**Your objective:** Copy exactly, and only, the lines from the line containing "Convert this screenshot" through the last line of the records below, both included, and leave out any pictures.

:::

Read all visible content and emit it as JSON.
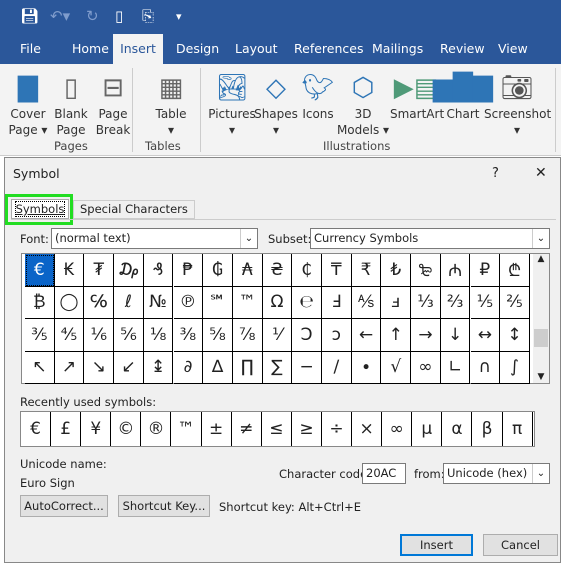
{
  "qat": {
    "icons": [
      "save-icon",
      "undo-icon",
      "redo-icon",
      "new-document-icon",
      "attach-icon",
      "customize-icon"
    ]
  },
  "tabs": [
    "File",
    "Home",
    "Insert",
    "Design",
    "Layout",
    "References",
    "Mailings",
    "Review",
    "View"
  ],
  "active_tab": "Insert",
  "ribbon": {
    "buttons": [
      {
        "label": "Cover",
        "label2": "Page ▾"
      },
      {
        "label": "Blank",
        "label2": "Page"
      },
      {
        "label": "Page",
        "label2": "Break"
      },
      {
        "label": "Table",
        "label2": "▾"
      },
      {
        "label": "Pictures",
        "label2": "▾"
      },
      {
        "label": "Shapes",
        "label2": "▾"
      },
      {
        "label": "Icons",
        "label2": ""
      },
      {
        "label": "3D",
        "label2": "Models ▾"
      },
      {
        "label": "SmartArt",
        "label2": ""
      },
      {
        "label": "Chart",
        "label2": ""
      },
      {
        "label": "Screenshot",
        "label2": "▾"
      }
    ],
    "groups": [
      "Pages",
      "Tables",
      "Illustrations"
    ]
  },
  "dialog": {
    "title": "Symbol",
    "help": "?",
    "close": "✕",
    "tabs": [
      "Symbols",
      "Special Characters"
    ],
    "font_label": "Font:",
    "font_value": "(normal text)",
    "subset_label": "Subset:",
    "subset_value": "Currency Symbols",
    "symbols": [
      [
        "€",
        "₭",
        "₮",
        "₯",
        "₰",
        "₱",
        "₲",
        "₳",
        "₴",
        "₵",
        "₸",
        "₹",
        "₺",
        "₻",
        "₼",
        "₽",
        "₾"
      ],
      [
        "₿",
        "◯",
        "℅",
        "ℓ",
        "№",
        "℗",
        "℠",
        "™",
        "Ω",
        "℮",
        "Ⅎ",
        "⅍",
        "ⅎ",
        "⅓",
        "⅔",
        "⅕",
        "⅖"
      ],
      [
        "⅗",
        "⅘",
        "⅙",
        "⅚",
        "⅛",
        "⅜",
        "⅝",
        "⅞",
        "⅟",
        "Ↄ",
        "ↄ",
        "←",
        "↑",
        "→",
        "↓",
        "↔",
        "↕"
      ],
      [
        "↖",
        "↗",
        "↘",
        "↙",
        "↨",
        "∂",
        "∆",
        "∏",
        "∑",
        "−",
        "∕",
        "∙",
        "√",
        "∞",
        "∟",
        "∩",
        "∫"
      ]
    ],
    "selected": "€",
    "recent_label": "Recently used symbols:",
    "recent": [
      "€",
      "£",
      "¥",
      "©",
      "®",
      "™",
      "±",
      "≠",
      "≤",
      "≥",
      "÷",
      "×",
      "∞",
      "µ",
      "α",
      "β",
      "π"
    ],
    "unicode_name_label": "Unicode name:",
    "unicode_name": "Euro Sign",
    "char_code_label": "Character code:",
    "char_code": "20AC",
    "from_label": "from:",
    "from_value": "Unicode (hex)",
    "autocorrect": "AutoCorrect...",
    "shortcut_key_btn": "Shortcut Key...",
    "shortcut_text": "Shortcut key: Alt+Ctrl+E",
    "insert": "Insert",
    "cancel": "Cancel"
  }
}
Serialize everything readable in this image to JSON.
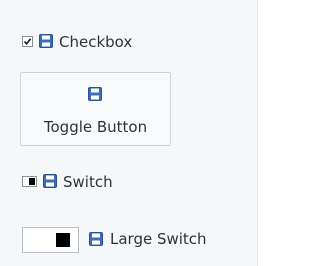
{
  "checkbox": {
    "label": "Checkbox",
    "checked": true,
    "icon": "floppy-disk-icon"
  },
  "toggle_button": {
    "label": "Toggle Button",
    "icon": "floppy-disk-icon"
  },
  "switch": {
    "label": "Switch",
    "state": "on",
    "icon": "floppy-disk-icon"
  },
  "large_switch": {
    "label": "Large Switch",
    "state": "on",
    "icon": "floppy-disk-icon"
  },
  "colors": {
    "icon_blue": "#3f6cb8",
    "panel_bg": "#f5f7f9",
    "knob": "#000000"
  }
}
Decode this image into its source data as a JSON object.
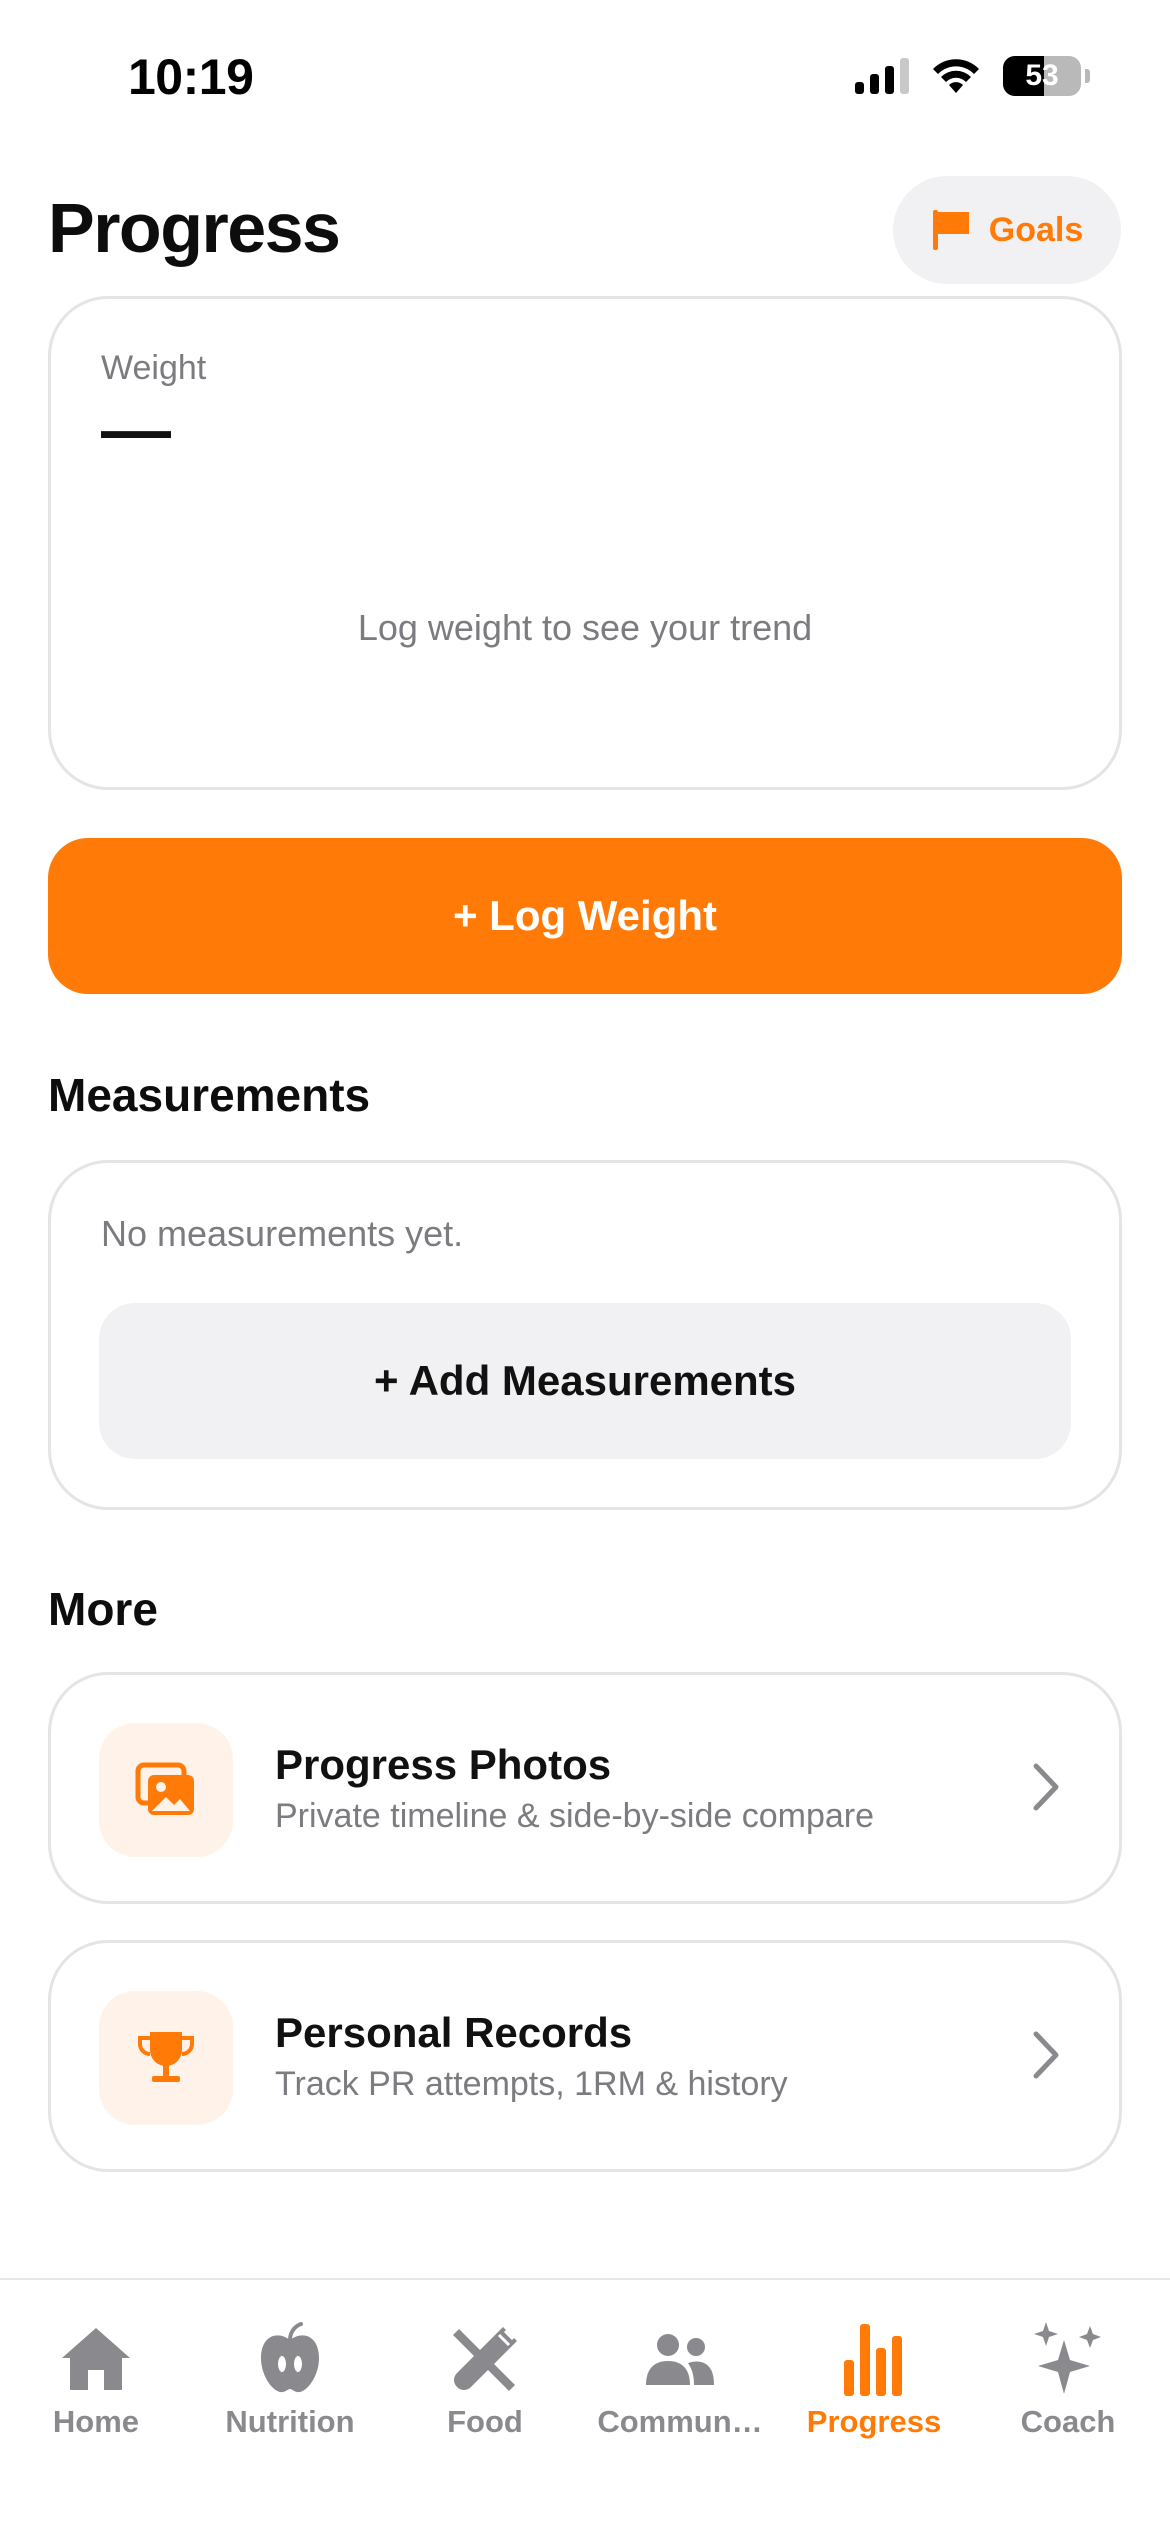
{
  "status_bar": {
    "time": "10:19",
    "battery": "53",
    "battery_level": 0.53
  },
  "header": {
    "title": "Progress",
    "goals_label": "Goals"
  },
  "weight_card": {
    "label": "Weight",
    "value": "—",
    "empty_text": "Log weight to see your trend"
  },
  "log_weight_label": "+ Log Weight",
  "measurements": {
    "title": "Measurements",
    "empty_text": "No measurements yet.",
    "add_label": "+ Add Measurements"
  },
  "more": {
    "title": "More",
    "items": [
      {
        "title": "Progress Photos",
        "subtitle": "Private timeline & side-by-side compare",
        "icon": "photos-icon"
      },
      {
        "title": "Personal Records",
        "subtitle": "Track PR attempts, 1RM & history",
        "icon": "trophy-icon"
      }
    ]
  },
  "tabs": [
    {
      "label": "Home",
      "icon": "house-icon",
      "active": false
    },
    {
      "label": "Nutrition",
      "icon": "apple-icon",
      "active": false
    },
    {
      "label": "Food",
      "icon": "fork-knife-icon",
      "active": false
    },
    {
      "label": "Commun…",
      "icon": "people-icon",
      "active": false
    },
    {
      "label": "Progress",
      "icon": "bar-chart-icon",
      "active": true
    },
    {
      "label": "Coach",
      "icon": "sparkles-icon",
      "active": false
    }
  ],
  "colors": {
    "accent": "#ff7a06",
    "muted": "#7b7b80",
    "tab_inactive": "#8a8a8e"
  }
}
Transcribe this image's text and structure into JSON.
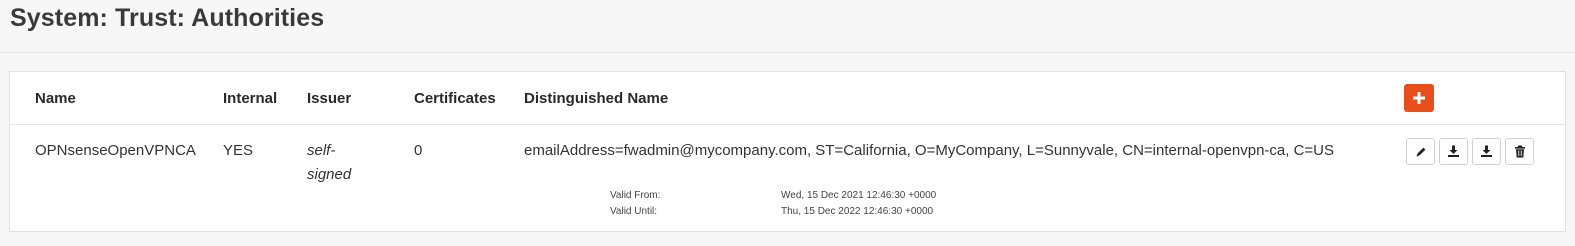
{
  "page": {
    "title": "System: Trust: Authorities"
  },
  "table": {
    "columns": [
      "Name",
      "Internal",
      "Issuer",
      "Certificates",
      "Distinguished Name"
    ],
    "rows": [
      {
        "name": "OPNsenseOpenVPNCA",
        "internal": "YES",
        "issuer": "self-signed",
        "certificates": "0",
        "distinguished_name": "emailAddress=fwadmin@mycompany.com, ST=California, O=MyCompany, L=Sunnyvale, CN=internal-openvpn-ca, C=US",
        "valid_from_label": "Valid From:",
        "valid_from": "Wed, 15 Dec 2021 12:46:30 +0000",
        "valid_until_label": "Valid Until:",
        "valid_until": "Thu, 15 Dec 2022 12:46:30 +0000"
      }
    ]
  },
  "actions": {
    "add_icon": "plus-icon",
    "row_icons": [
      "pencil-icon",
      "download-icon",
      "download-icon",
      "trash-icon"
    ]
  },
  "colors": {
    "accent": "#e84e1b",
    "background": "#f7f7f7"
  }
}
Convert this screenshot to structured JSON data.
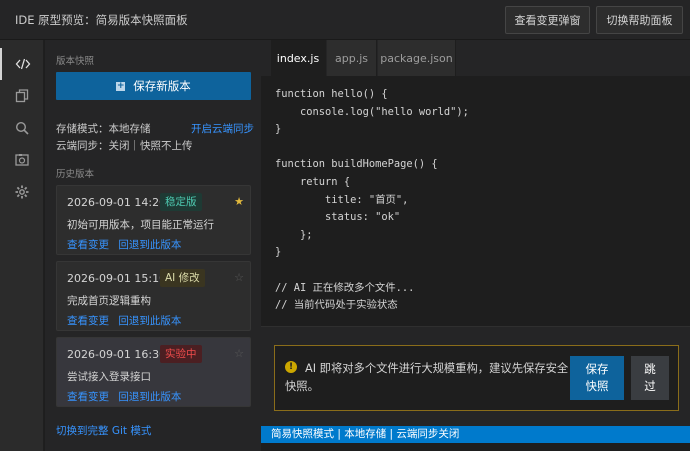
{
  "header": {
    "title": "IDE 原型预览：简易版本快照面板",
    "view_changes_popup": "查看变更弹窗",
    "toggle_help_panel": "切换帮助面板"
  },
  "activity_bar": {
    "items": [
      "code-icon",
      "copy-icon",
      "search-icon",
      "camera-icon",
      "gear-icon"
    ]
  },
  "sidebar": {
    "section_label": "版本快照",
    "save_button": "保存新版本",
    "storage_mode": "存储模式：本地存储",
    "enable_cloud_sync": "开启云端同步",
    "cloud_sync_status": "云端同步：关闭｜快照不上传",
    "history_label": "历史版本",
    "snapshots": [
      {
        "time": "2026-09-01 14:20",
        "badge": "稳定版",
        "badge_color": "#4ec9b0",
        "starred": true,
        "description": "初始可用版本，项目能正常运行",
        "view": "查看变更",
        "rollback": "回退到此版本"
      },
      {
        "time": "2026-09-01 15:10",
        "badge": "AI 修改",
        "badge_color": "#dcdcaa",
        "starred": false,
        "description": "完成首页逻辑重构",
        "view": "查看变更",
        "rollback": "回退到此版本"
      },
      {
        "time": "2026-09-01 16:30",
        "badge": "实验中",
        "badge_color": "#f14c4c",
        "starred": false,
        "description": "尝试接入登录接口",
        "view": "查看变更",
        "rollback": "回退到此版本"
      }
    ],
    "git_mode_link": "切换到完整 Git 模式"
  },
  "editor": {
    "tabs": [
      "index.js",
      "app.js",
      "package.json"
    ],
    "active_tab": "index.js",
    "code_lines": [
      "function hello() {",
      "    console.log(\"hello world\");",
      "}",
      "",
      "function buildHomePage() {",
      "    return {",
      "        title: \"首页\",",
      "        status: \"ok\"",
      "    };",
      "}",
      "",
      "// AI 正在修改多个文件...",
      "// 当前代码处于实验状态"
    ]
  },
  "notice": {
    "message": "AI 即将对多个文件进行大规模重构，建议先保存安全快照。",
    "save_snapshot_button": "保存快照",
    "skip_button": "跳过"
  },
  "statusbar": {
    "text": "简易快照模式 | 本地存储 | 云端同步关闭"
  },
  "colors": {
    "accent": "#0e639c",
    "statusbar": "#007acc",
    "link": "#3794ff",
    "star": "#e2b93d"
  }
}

:::

**Answer to this problem:**
Convert this screenshot to structured JSON data.
{
  "header": {
    "title": "IDE 原型预览：简易版本快照面板",
    "view_changes_popup": "查看变更弹窗",
    "toggle_help_panel": "切换帮助面板"
  },
  "activity_bar": {
    "items": [
      "code-icon",
      "copy-icon",
      "search-icon",
      "camera-icon",
      "gear-icon"
    ]
  },
  "sidebar": {
    "section_label": "版本快照",
    "save_button": "保存新版本",
    "storage_mode": "存储模式：本地存储",
    "enable_cloud_sync": "开启云端同步",
    "cloud_sync_status": "云端同步：关闭｜快照不上传",
    "history_label": "历史版本",
    "snapshots": [
      {
        "time": "2026-09-01 14:20",
        "badge": "稳定版",
        "badge_color": "#4ec9b0",
        "starred": true,
        "description": "初始可用版本，项目能正常运行",
        "view": "查看变更",
        "rollback": "回退到此版本"
      },
      {
        "time": "2026-09-01 15:10",
        "badge": "AI 修改",
        "badge_color": "#dcdcaa",
        "starred": false,
        "description": "完成首页逻辑重构",
        "view": "查看变更",
        "rollback": "回退到此版本"
      },
      {
        "time": "2026-09-01 16:30",
        "badge": "实验中",
        "badge_color": "#f14c4c",
        "starred": false,
        "description": "尝试接入登录接口",
        "view": "查看变更",
        "rollback": "回退到此版本"
      }
    ],
    "git_mode_link": "切换到完整 Git 模式"
  },
  "editor": {
    "tabs": [
      "index.js",
      "app.js",
      "package.json"
    ],
    "active_tab": "index.js",
    "code_lines": [
      "function hello() {",
      "    console.log(\"hello world\");",
      "}",
      "",
      "function buildHomePage() {",
      "    return {",
      "        title: \"首页\",",
      "        status: \"ok\"",
      "    };",
      "}",
      "",
      "// AI 正在修改多个文件...",
      "// 当前代码处于实验状态"
    ]
  },
  "notice": {
    "message": "AI 即将对多个文件进行大规模重构，建议先保存安全快照。",
    "save_snapshot_button": "保存快照",
    "skip_button": "跳过"
  },
  "statusbar": {
    "text": "简易快照模式 | 本地存储 | 云端同步关闭"
  },
  "colors": {
    "accent": "#0e639c",
    "statusbar": "#007acc",
    "link": "#3794ff",
    "star": "#e2b93d"
  }
}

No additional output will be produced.